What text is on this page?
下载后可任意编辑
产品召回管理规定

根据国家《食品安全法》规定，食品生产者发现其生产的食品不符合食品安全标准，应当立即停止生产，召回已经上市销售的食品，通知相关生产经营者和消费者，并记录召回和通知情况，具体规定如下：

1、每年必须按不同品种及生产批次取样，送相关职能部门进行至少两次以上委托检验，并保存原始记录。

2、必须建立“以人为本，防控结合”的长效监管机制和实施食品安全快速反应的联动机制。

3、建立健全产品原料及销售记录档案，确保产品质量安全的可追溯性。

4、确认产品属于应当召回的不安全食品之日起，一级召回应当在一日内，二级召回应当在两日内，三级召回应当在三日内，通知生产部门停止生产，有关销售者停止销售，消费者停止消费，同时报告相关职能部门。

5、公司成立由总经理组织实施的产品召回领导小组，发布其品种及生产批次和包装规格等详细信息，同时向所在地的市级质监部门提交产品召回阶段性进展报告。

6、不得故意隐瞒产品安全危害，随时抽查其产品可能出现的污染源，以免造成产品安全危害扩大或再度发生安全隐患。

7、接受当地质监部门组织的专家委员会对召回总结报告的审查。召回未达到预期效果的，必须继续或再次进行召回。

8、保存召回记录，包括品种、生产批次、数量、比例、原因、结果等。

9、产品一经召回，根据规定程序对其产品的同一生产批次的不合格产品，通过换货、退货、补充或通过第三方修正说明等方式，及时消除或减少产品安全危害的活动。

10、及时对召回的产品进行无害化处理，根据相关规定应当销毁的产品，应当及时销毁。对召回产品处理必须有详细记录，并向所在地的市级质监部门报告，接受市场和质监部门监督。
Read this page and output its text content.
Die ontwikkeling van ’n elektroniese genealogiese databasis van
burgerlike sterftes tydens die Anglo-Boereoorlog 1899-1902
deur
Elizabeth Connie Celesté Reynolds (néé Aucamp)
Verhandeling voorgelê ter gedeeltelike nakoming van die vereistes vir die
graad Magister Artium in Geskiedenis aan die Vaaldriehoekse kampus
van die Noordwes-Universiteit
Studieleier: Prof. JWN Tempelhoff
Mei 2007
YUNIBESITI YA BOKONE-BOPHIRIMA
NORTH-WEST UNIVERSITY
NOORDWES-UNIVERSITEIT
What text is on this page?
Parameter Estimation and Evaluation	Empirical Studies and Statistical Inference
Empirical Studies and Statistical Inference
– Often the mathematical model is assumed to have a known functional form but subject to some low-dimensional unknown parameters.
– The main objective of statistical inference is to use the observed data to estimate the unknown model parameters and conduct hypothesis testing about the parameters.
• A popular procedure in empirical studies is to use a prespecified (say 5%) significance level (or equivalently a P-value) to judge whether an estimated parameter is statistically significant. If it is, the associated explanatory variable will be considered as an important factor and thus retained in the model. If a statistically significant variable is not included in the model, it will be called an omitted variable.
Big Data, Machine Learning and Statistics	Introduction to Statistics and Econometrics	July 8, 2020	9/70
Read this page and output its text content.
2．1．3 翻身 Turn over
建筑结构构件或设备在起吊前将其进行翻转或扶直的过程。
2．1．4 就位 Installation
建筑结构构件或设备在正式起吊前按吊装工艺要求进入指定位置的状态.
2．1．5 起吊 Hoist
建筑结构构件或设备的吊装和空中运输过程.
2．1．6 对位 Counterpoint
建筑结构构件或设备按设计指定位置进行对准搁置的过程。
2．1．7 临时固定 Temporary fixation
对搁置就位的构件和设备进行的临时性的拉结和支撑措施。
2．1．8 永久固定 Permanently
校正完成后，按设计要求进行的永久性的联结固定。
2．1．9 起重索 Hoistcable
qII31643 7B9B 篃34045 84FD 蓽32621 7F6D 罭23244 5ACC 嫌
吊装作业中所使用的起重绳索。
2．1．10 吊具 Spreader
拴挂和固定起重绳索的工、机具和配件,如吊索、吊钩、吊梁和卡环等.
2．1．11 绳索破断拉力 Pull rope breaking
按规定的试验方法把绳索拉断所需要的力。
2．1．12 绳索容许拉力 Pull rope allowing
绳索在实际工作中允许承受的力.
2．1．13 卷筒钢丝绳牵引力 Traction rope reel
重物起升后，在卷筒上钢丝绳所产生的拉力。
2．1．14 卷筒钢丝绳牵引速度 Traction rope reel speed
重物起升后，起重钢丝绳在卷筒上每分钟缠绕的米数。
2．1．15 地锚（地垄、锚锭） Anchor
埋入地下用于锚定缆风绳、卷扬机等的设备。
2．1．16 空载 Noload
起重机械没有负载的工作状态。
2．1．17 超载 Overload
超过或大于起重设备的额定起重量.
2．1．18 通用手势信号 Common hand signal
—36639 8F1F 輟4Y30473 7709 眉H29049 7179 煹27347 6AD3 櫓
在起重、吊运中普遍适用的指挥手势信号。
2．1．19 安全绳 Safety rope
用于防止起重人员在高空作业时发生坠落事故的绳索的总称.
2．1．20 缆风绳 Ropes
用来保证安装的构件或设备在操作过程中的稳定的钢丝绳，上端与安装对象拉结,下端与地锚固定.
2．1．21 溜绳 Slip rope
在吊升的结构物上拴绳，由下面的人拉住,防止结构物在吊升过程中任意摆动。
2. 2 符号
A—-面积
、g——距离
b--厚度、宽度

## Task directions
Print out every entry, keeping each one exact.

## Output for this task
What text is on this page?
下载后可任意编辑
产品召回管理规定

根据国家《食品安全法》规定，食品生产者发现其生产的食品不符合食品安全标准，应当立即停止生产，召回已经上市销售的食品，通知相关生产经营者和消费者，并记录召回和通知情况，具体规定如下：

1、每年必须按不同品种及生产批次取样，送相关职能部门进行至少两次以上委托检验，并保存原始记录。

2、必须建立“以人为本，防控结合”的长效监管机制和实施食品安全快速反应的联动机制。

3、建立健全产品原料及销售记录档案，确保产品质量安全的可追溯性。

4、确认产品属于应当召回的不安全食品之日起，一级召回应当在一日内，二级召回应当在两日内，三级召回应当在三日内，通知生产部门停止生产，有关销售者停止销售，消费者停止消费，同时报告相关职能部门。

5、公司成立由总经理组织实施的产品召回领导小组，发布其品种及生产批次和包装规格等详细信息，同时向所在地的市级质监部门提交产品召回阶段性进展报告。

6、不得故意隐瞒产品安全危害，随时抽查其产品可能出现的污染源，以免造成产品安全危害扩大或再度发生安全隐患。

7、接受当地质监部门组织的专家委员会对召回总结报告的审查。召回未达到预期效果的，必须继续或再次进行召回。

8、保存召回记录，包括品种、生产批次、数量、比例、原因、结果等。

9、产品一经召回，根据规定程序对其产品的同一生产批次的不合格产品，通过换货、退货、补充或通过第三方修正说明等方式，及时消除或减少产品安全危害的活动。

10、及时对召回的产品进行无害化处理，根据相关规定应当销毁的产品，应当及时销毁。对召回产品处理必须有详细记录，并向所在地的市级质监部门报告，接受市场和质监部门监督。
Read this page and output its text content.
Die ontwikkeling van ’n elektroniese genealogiese databasis van
burgerlike sterftes tydens die Anglo-Boereoorlog 1899-1902
deur
Elizabeth Connie Celesté Reynolds (néé Aucamp)
Verhandeling voorgelê ter gedeeltelike nakoming van die vereistes vir die
graad Magister Artium in Geskiedenis aan die Vaaldriehoekse kampus
van die Noordwes-Universiteit
Studieleier: Prof. JWN Tempelhoff
Mei 2007
YUNIBESITI YA BOKONE-BOPHIRIMA
NORTH-WEST UNIVERSITY
NOORDWES-UNIVERSITEIT
What text is on this page?
Parameter Estimation and Evaluation	Empirical Studies and Statistical Inference
Empirical Studies and Statistical Inference
– Often the mathematical model is assumed to have a known functional form but subject to some low-dimensional unknown parameters.
– The main objective of statistical inference is to use the observed data to estimate the unknown model parameters and conduct hypothesis testing about the parameters.
• A popular procedure in empirical studies is to use a prespecified (say 5%) significance level (or equivalently a P-value) to judge whether an estimated parameter is statistically significant. If it is, the associated explanatory variable will be considered as an important factor and thus retained in the model. If a statistically significant variable is not included in the model, it will be called an omitted variable.
Big Data, Machine Learning and Statistics	Introduction to Statistics and Econometrics	July 8, 2020	9/70
Read this page and output its text content.
2．1．3 翻身 Turn over
建筑结构构件或设备在起吊前将其进行翻转或扶直的过程。
2．1．4 就位 Installation
建筑结构构件或设备在正式起吊前按吊装工艺要求进入指定位置的状态.
2．1．5 起吊 Hoist
建筑结构构件或设备的吊装和空中运输过程.
2．1．6 对位 Counterpoint
建筑结构构件或设备按设计指定位置进行对准搁置的过程。
2．1．7 临时固定 Temporary fixation
对搁置就位的构件和设备进行的临时性的拉结和支撑措施。
2．1．8 永久固定 Permanently
校正完成后，按设计要求进行的永久性的联结固定。
2．1．9 起重索 Hoistcable
qII31643 7B9B 篃34045 84FD 蓽32621 7F6D 罭23244 5ACC 嫌
吊装作业中所使用的起重绳索。
2．1．10 吊具 Spreader
拴挂和固定起重绳索的工、机具和配件,如吊索、吊钩、吊梁和卡环等.
2．1．11 绳索破断拉力 Pull rope breaking
按规定的试验方法把绳索拉断所需要的力。
2．1．12 绳索容许拉力 Pull rope allowing
绳索在实际工作中允许承受的力.
2．1．13 卷筒钢丝绳牵引力 Traction rope reel
重物起升后，在卷筒上钢丝绳所产生的拉力。
2．1．14 卷筒钢丝绳牵引速度 Traction rope reel speed
重物起升后，起重钢丝绳在卷筒上每分钟缠绕的米数。
2．1．15 地锚（地垄、锚锭） Anchor
埋入地下用于锚定缆风绳、卷扬机等的设备。
2．1．16 空载 Noload
起重机械没有负载的工作状态。
2．1．17 超载 Overload
超过或大于起重设备的额定起重量.
2．1．18 通用手势信号 Common hand signal
—36639 8F1F 輟4Y30473 7709 眉H29049 7179 煹27347 6AD3 櫓
在起重、吊运中普遍适用的指挥手势信号。
2．1．19 安全绳 Safety rope
用于防止起重人员在高空作业时发生坠落事故的绳索的总称.
2．1．20 缆风绳 Ropes
用来保证安装的构件或设备在操作过程中的稳定的钢丝绳，上端与安装对象拉结,下端与地锚固定.
2．1．21 溜绳 Slip rope
在吊升的结构物上拴绳，由下面的人拉住,防止结构物在吊升过程中任意摆动。
2. 2 符号
A—-面积
、g——距离
b--厚度、宽度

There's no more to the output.